EXERCISE AIM:
Each record below should appear again exactly as written.

PROVIDED MATERIAL:
--- BEGIN ---

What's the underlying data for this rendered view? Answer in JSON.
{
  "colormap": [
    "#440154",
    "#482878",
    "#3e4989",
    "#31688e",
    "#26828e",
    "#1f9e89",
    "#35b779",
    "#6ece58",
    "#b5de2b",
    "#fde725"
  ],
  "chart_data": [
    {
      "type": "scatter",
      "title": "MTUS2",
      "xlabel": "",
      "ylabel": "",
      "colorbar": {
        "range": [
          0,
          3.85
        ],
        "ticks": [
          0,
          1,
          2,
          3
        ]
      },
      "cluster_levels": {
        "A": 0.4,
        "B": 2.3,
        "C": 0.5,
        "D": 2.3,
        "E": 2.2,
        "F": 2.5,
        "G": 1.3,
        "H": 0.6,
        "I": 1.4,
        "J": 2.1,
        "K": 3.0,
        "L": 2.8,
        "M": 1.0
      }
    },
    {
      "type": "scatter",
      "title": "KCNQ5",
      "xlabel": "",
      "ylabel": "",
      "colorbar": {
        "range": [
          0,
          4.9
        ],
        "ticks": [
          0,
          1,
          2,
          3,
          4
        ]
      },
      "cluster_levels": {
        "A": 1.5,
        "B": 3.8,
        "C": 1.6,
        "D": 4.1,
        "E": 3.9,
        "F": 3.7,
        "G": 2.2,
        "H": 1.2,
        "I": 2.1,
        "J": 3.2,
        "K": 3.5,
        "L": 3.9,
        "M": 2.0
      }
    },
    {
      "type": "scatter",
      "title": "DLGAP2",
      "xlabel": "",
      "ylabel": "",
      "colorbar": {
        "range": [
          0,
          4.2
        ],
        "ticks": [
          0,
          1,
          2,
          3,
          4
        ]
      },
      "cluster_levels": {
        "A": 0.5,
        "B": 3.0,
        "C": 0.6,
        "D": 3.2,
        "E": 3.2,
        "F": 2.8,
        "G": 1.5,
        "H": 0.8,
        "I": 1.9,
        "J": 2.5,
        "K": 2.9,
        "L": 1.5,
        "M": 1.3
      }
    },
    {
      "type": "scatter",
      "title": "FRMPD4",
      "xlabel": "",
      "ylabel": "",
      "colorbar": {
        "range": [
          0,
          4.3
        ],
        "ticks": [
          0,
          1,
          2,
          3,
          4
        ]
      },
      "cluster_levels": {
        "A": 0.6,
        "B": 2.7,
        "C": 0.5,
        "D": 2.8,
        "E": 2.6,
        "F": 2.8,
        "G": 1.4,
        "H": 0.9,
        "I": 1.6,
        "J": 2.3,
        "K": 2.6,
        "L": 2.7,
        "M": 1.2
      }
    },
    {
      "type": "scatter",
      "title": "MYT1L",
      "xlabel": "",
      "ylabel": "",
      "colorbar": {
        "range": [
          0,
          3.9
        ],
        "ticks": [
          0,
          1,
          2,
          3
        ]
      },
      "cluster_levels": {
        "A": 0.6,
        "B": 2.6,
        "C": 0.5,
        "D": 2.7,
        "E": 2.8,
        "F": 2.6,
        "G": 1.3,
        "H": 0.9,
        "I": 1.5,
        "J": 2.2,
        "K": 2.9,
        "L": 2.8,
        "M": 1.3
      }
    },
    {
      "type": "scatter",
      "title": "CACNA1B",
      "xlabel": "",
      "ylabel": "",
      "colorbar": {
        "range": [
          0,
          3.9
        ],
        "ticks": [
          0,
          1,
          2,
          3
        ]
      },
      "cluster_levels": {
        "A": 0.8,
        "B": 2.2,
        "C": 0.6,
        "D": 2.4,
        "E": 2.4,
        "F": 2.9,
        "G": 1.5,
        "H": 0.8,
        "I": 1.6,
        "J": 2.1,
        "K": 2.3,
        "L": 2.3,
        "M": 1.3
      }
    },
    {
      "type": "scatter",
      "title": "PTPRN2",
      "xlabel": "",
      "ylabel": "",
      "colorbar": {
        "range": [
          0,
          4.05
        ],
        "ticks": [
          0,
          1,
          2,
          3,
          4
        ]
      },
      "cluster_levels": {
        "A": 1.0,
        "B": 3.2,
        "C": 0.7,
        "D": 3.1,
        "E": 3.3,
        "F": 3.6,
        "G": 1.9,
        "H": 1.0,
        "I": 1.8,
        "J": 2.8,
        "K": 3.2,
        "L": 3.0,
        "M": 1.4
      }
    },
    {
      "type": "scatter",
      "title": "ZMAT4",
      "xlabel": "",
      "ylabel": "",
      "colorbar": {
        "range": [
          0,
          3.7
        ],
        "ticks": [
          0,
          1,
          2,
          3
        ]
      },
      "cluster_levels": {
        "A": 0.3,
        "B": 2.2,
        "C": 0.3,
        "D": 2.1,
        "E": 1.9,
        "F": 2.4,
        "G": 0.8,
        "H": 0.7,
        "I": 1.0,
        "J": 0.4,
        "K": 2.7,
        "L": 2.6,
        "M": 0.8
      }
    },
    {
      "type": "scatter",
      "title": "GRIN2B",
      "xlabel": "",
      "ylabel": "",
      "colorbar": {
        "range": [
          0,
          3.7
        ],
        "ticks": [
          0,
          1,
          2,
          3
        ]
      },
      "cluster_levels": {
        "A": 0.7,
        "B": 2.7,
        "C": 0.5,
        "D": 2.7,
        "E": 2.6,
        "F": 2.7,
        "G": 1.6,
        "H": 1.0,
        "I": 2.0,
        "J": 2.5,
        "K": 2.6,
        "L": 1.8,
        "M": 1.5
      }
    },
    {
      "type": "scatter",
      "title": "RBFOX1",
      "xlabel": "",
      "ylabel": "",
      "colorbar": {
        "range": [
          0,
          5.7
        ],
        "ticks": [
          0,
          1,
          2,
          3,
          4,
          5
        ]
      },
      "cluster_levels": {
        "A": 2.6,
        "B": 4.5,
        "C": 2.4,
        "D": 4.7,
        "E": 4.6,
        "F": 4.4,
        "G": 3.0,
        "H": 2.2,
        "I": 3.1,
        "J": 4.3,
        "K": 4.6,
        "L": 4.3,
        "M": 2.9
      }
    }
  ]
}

--- END ---

WORKED ANSWER:
What's the underlying data for this rendered view? Answer in JSON.
{
  "colormap": [
    "#440154",
    "#482878",
    "#3e4989",
    "#31688e",
    "#26828e",
    "#1f9e89",
    "#35b779",
    "#6ece58",
    "#b5de2b",
    "#fde725"
  ],
  "chart_data": [
    {
      "type": "scatter",
      "title": "MTUS2",
      "xlabel": "",
      "ylabel": "",
      "colorbar": {
        "range": [
          0,
          3.85
        ],
        "ticks": [
          0,
          1,
          2,
          3
        ]
      },
      "cluster_levels": {
        "A": 0.4,
        "B": 2.3,
        "C": 0.5,
        "D": 2.3,
        "E": 2.2,
        "F": 2.5,
        "G": 1.3,
        "H": 0.6,
        "I": 1.4,
        "J": 2.1,
        "K": 3.0,
        "L": 2.8,
        "M": 1.0
      }
    },
    {
      "type": "scatter",
      "title": "KCNQ5",
      "xlabel": "",
      "ylabel": "",
      "colorbar": {
        "range": [
          0,
          4.9
        ],
        "ticks": [
          0,
          1,
          2,
          3,
          4
        ]
      },
      "cluster_levels": {
        "A": 1.5,
        "B": 3.8,
        "C": 1.6,
        "D": 4.1,
        "E": 3.9,
        "F": 3.7,
        "G": 2.2,
        "H": 1.2,
        "I": 2.1,
        "J": 3.2,
        "K": 3.5,
        "L": 3.9,
        "M": 2.0
      }
    },
    {
      "type": "scatter",
      "title": "DLGAP2",
      "xlabel": "",
      "ylabel": "",
      "colorbar": {
        "range": [
          0,
          4.2
        ],
        "ticks": [
          0,
          1,
          2,
          3,
          4
        ]
      },
      "cluster_levels": {
        "A": 0.5,
        "B": 3.0,
        "C": 0.6,
        "D": 3.2,
        "E": 3.2,
        "F": 2.8,
        "G": 1.5,
        "H": 0.8,
        "I": 1.9,
        "J": 2.5,
        "K": 2.9,
        "L": 1.5,
        "M": 1.3
      }
    },
    {
      "type": "scatter",
      "title": "FRMPD4",
      "xlabel": "",
      "ylabel": "",
      "colorbar": {
        "range": [
          0,
          4.3
        ],
        "ticks": [
          0,
          1,
          2,
          3,
          4
        ]
      },
      "cluster_levels": {
        "A": 0.6,
        "B": 2.7,
        "C": 0.5,
        "D": 2.8,
        "E": 2.6,
        "F": 2.8,
        "G": 1.4,
        "H": 0.9,
        "I": 1.6,
        "J": 2.3,
        "K": 2.6,
        "L": 2.7,
        "M": 1.2
      }
    },
    {
      "type": "scatter",
      "title": "MYT1L",
      "xlabel": "",
      "ylabel": "",
      "colorbar": {
        "range": [
          0,
          3.9
        ],
        "ticks": [
          0,
          1,
          2,
          3
        ]
      },
      "cluster_levels": {
        "A": 0.6,
        "B": 2.6,
        "C": 0.5,
        "D": 2.7,
        "E": 2.8,
        "F": 2.6,
        "G": 1.3,
        "H": 0.9,
        "I": 1.5,
        "J": 2.2,
        "K": 2.9,
        "L": 2.8,
        "M": 1.3
      }
    },
    {
      "type": "scatter",
      "title": "CACNA1B",
      "xlabel": "",
      "ylabel": "",
      "colorbar": {
        "range": [
          0,
          3.9
        ],
        "ticks": [
          0,
          1,
          2,
          3
        ]
      },
      "cluster_levels": {
        "A": 0.8,
        "B": 2.2,
        "C": 0.6,
        "D": 2.4,
        "E": 2.4,
        "F": 2.9,
        "G": 1.5,
        "H": 0.8,
        "I": 1.6,
        "J": 2.1,
        "K": 2.3,
        "L": 2.3,
        "M": 1.3
      }
    },
    {
      "type": "scatter",
      "title": "PTPRN2",
      "xlabel": "",
      "ylabel": "",
      "colorbar": {
        "range": [
          0,
          4.05
        ],
        "ticks": [
          0,
          1,
          2,
          3,
          4
        ]
      },
      "cluster_levels": {
        "A": 1.0,
        "B": 3.2,
        "C": 0.7,
        "D": 3.1,
        "E": 3.3,
        "F": 3.6,
        "G": 1.9,
        "H": 1.0,
        "I": 1.8,
        "J": 2.8,
        "K": 3.2,
        "L": 3.0,
        "M": 1.4
      }
    },
    {
      "type": "scatter",
      "title": "ZMAT4",
      "xlabel": "",
      "ylabel": "",
      "colorbar": {
        "range": [
          0,
          3.7
        ],
        "ticks": [
          0,
          1,
          2,
          3
        ]
      },
      "cluster_levels": {
        "A": 0.3,
        "B": 2.2,
        "C": 0.3,
        "D": 2.1,
        "E": 1.9,
        "F": 2.4,
        "G": 0.8,
        "H": 0.7,
        "I": 1.0,
        "J": 0.4,
        "K": 2.7,
        "L": 2.6,
        "M": 0.8
      }
    },
    {
      "type": "scatter",
      "title": "GRIN2B",
      "xlabel": "",
      "ylabel": "",
      "colorbar": {
        "range": [
          0,
          3.7
        ],
        "ticks": [
          0,
          1,
          2,
          3
        ]
      },
      "cluster_levels": {
        "A": 0.7,
        "B": 2.7,
        "C": 0.5,
        "D": 2.7,
        "E": 2.6,
        "F": 2.7,
        "G": 1.6,
        "H": 1.0,
        "I": 2.0,
        "J": 2.5,
        "K": 2.6,
        "L": 1.8,
        "M": 1.5
      }
    },
    {
      "type": "scatter",
      "title": "RBFOX1",
      "xlabel": "",
      "ylabel": "",
      "colorbar": {
        "range": [
          0,
          5.7
        ],
        "ticks": [
          0,
          1,
          2,
          3,
          4,
          5
        ]
      },
      "cluster_levels": {
        "A": 2.6,
        "B": 4.5,
        "C": 2.4,
        "D": 4.7,
        "E": 4.6,
        "F": 4.4,
        "G": 3.0,
        "H": 2.2,
        "I": 3.1,
        "J": 4.3,
        "K": 4.6,
        "L": 4.3,
        "M": 2.9
      }
    }
  ]
}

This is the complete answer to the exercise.